__The records__
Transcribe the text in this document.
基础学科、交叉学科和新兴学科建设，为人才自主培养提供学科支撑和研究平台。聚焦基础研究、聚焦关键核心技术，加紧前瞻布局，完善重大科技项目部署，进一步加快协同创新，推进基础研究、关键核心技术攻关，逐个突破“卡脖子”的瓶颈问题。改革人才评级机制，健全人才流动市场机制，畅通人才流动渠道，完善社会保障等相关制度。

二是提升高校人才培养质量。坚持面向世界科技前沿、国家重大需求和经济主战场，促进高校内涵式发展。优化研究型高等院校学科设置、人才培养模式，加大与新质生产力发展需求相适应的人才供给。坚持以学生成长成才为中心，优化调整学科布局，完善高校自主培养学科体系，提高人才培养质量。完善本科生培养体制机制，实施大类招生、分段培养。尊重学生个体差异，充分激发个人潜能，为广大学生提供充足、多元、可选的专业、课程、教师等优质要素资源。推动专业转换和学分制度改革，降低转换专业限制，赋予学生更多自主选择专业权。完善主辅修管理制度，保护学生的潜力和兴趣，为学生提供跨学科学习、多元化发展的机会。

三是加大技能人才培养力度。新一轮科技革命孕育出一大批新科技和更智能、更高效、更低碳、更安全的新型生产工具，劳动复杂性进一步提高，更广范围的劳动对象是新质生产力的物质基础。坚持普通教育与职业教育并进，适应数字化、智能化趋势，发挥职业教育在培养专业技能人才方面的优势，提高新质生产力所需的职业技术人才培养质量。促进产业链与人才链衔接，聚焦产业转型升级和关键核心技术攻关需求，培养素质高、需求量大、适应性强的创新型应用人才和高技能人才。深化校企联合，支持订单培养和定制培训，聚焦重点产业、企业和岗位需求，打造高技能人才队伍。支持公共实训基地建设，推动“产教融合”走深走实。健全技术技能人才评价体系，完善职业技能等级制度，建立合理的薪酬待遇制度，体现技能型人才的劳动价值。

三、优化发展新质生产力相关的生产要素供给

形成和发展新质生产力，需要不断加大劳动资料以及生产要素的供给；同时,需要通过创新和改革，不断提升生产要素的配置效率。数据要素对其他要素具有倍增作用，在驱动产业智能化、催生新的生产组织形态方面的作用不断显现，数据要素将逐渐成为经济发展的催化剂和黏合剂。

__Prompt__
Copy all of the data. Keep every word exactly as it is.

__Output of the task__
Transcribe the text in this document.
基础学科、交叉学科和新兴学科建设，为人才自主培养提供学科支撑和研究平台。聚焦基础研究、聚焦关键核心技术，加紧前瞻布局，完善重大科技项目部署，进一步加快协同创新，推进基础研究、关键核心技术攻关，逐个突破“卡脖子”的瓶颈问题。改革人才评级机制，健全人才流动市场机制，畅通人才流动渠道，完善社会保障等相关制度。

二是提升高校人才培养质量。坚持面向世界科技前沿、国家重大需求和经济主战场，促进高校内涵式发展。优化研究型高等院校学科设置、人才培养模式，加大与新质生产力发展需求相适应的人才供给。坚持以学生成长成才为中心，优化调整学科布局，完善高校自主培养学科体系，提高人才培养质量。完善本科生培养体制机制，实施大类招生、分段培养。尊重学生个体差异，充分激发个人潜能，为广大学生提供充足、多元、可选的专业、课程、教师等优质要素资源。推动专业转换和学分制度改革，降低转换专业限制，赋予学生更多自主选择专业权。完善主辅修管理制度，保护学生的潜力和兴趣，为学生提供跨学科学习、多元化发展的机会。

三是加大技能人才培养力度。新一轮科技革命孕育出一大批新科技和更智能、更高效、更低碳、更安全的新型生产工具，劳动复杂性进一步提高，更广范围的劳动对象是新质生产力的物质基础。坚持普通教育与职业教育并进，适应数字化、智能化趋势，发挥职业教育在培养专业技能人才方面的优势，提高新质生产力所需的职业技术人才培养质量。促进产业链与人才链衔接，聚焦产业转型升级和关键核心技术攻关需求，培养素质高、需求量大、适应性强的创新型应用人才和高技能人才。深化校企联合，支持订单培养和定制培训，聚焦重点产业、企业和岗位需求，打造高技能人才队伍。支持公共实训基地建设，推动“产教融合”走深走实。健全技术技能人才评价体系，完善职业技能等级制度，建立合理的薪酬待遇制度，体现技能型人才的劳动价值。

三、优化发展新质生产力相关的生产要素供给

形成和发展新质生产力，需要不断加大劳动资料以及生产要素的供给；同时,需要通过创新和改革，不断提升生产要素的配置效率。数据要素对其他要素具有倍增作用，在驱动产业智能化、催生新的生产组织形态方面的作用不断显现，数据要素将逐渐成为经济发展的催化剂和黏合剂。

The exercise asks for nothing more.